### WHAT YOU WILL DO
Below are records to transcribe exactly, without their pictures.

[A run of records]
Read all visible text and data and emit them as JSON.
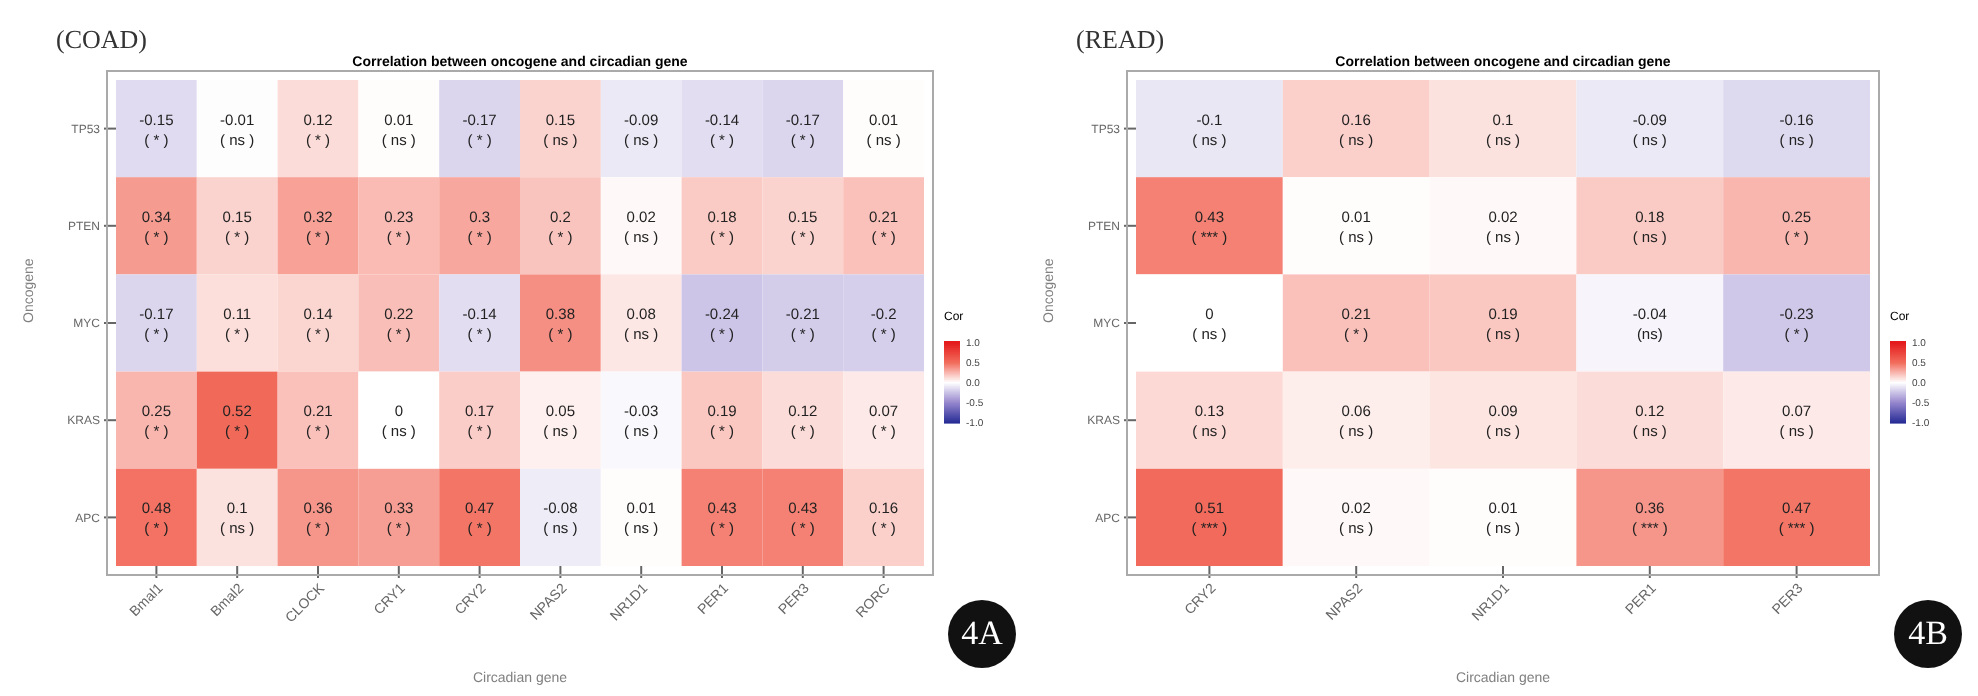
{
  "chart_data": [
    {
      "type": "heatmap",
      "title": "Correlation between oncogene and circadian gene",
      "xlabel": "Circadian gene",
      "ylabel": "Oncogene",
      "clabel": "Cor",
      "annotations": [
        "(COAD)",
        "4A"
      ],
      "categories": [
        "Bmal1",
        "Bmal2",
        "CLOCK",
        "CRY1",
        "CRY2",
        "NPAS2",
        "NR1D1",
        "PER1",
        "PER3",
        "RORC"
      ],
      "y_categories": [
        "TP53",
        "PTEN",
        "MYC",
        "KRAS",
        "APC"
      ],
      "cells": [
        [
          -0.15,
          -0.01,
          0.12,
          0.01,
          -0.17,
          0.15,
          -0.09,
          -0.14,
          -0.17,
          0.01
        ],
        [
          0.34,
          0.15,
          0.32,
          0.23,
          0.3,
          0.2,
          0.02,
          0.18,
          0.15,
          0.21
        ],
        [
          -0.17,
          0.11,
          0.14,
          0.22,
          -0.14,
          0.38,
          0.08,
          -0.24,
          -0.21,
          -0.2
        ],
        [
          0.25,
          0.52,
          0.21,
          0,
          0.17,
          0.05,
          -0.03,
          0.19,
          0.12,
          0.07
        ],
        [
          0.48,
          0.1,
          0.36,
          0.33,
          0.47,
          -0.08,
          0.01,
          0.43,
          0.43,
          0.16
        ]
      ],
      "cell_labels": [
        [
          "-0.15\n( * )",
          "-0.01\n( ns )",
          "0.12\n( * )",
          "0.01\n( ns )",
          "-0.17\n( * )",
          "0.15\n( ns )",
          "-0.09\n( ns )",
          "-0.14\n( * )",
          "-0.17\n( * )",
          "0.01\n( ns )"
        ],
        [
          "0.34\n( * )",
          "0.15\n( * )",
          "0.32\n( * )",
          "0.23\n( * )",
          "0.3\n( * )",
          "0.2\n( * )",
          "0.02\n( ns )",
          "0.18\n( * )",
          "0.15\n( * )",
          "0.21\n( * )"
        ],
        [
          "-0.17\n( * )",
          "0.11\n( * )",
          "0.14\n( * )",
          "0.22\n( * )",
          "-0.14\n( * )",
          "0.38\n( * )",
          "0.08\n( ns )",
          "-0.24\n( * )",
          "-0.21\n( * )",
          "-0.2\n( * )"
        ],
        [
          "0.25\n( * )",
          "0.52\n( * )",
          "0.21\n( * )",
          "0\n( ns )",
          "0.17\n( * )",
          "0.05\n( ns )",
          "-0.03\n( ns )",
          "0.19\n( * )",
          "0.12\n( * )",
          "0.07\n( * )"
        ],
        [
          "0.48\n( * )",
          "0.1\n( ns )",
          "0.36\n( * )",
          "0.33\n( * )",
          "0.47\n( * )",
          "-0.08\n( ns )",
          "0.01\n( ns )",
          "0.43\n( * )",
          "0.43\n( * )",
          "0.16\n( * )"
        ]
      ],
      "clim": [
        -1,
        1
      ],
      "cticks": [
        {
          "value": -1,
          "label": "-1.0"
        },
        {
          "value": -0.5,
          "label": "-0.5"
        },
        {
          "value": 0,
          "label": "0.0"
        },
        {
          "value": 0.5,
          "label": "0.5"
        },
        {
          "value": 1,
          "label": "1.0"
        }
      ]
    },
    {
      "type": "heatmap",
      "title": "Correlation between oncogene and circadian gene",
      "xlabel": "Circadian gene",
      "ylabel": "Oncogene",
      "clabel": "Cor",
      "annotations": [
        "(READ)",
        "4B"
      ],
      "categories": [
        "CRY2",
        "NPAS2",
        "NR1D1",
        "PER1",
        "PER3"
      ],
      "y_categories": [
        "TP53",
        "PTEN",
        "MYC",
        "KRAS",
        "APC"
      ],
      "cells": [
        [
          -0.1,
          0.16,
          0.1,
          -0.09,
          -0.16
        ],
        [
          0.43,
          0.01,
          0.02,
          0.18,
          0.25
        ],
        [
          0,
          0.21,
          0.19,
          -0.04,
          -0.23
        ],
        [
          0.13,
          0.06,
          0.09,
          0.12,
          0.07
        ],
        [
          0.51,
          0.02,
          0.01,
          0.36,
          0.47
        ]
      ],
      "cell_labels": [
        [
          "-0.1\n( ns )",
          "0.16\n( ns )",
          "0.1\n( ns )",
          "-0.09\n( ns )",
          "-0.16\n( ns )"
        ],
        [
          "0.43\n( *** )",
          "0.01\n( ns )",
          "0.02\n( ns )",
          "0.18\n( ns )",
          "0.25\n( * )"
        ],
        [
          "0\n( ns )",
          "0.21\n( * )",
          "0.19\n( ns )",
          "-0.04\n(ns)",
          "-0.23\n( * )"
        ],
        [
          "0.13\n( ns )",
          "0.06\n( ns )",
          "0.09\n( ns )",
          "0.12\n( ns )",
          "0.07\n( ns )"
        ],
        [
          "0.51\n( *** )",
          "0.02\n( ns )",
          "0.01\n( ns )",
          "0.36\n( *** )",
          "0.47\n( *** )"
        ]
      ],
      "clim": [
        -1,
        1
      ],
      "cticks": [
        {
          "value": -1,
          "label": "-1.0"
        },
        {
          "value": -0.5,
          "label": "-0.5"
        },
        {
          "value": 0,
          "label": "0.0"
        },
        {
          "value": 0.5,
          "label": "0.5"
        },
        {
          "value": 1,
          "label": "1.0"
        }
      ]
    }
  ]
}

### REPLY
Read all visible text and data and emit them as JSON.
{
  "chart_data": [
    {
      "type": "heatmap",
      "title": "Correlation between oncogene and circadian gene",
      "xlabel": "Circadian gene",
      "ylabel": "Oncogene",
      "clabel": "Cor",
      "annotations": [
        "(COAD)",
        "4A"
      ],
      "categories": [
        "Bmal1",
        "Bmal2",
        "CLOCK",
        "CRY1",
        "CRY2",
        "NPAS2",
        "NR1D1",
        "PER1",
        "PER3",
        "RORC"
      ],
      "y_categories": [
        "TP53",
        "PTEN",
        "MYC",
        "KRAS",
        "APC"
      ],
      "cells": [
        [
          -0.15,
          -0.01,
          0.12,
          0.01,
          -0.17,
          0.15,
          -0.09,
          -0.14,
          -0.17,
          0.01
        ],
        [
          0.34,
          0.15,
          0.32,
          0.23,
          0.3,
          0.2,
          0.02,
          0.18,
          0.15,
          0.21
        ],
        [
          -0.17,
          0.11,
          0.14,
          0.22,
          -0.14,
          0.38,
          0.08,
          -0.24,
          -0.21,
          -0.2
        ],
        [
          0.25,
          0.52,
          0.21,
          0,
          0.17,
          0.05,
          -0.03,
          0.19,
          0.12,
          0.07
        ],
        [
          0.48,
          0.1,
          0.36,
          0.33,
          0.47,
          -0.08,
          0.01,
          0.43,
          0.43,
          0.16
        ]
      ],
      "cell_labels": [
        [
          "-0.15\n( * )",
          "-0.01\n( ns )",
          "0.12\n( * )",
          "0.01\n( ns )",
          "-0.17\n( * )",
          "0.15\n( ns )",
          "-0.09\n( ns )",
          "-0.14\n( * )",
          "-0.17\n( * )",
          "0.01\n( ns )"
        ],
        [
          "0.34\n( * )",
          "0.15\n( * )",
          "0.32\n( * )",
          "0.23\n( * )",
          "0.3\n( * )",
          "0.2\n( * )",
          "0.02\n( ns )",
          "0.18\n( * )",
          "0.15\n( * )",
          "0.21\n( * )"
        ],
        [
          "-0.17\n( * )",
          "0.11\n( * )",
          "0.14\n( * )",
          "0.22\n( * )",
          "-0.14\n( * )",
          "0.38\n( * )",
          "0.08\n( ns )",
          "-0.24\n( * )",
          "-0.21\n( * )",
          "-0.2\n( * )"
        ],
        [
          "0.25\n( * )",
          "0.52\n( * )",
          "0.21\n( * )",
          "0\n( ns )",
          "0.17\n( * )",
          "0.05\n( ns )",
          "-0.03\n( ns )",
          "0.19\n( * )",
          "0.12\n( * )",
          "0.07\n( * )"
        ],
        [
          "0.48\n( * )",
          "0.1\n( ns )",
          "0.36\n( * )",
          "0.33\n( * )",
          "0.47\n( * )",
          "-0.08\n( ns )",
          "0.01\n( ns )",
          "0.43\n( * )",
          "0.43\n( * )",
          "0.16\n( * )"
        ]
      ],
      "clim": [
        -1,
        1
      ],
      "cticks": [
        {
          "value": -1,
          "label": "-1.0"
        },
        {
          "value": -0.5,
          "label": "-0.5"
        },
        {
          "value": 0,
          "label": "0.0"
        },
        {
          "value": 0.5,
          "label": "0.5"
        },
        {
          "value": 1,
          "label": "1.0"
        }
      ]
    },
    {
      "type": "heatmap",
      "title": "Correlation between oncogene and circadian gene",
      "xlabel": "Circadian gene",
      "ylabel": "Oncogene",
      "clabel": "Cor",
      "annotations": [
        "(READ)",
        "4B"
      ],
      "categories": [
        "CRY2",
        "NPAS2",
        "NR1D1",
        "PER1",
        "PER3"
      ],
      "y_categories": [
        "TP53",
        "PTEN",
        "MYC",
        "KRAS",
        "APC"
      ],
      "cells": [
        [
          -0.1,
          0.16,
          0.1,
          -0.09,
          -0.16
        ],
        [
          0.43,
          0.01,
          0.02,
          0.18,
          0.25
        ],
        [
          0,
          0.21,
          0.19,
          -0.04,
          -0.23
        ],
        [
          0.13,
          0.06,
          0.09,
          0.12,
          0.07
        ],
        [
          0.51,
          0.02,
          0.01,
          0.36,
          0.47
        ]
      ],
      "cell_labels": [
        [
          "-0.1\n( ns )",
          "0.16\n( ns )",
          "0.1\n( ns )",
          "-0.09\n( ns )",
          "-0.16\n( ns )"
        ],
        [
          "0.43\n( *** )",
          "0.01\n( ns )",
          "0.02\n( ns )",
          "0.18\n( ns )",
          "0.25\n( * )"
        ],
        [
          "0\n( ns )",
          "0.21\n( * )",
          "0.19\n( ns )",
          "-0.04\n(ns)",
          "-0.23\n( * )"
        ],
        [
          "0.13\n( ns )",
          "0.06\n( ns )",
          "0.09\n( ns )",
          "0.12\n( ns )",
          "0.07\n( ns )"
        ],
        [
          "0.51\n( *** )",
          "0.02\n( ns )",
          "0.01\n( ns )",
          "0.36\n( *** )",
          "0.47\n( *** )"
        ]
      ],
      "clim": [
        -1,
        1
      ],
      "cticks": [
        {
          "value": -1,
          "label": "-1.0"
        },
        {
          "value": -0.5,
          "label": "-0.5"
        },
        {
          "value": 0,
          "label": "0.0"
        },
        {
          "value": 0.5,
          "label": "0.5"
        },
        {
          "value": 1,
          "label": "1.0"
        }
      ]
    }
  ]
}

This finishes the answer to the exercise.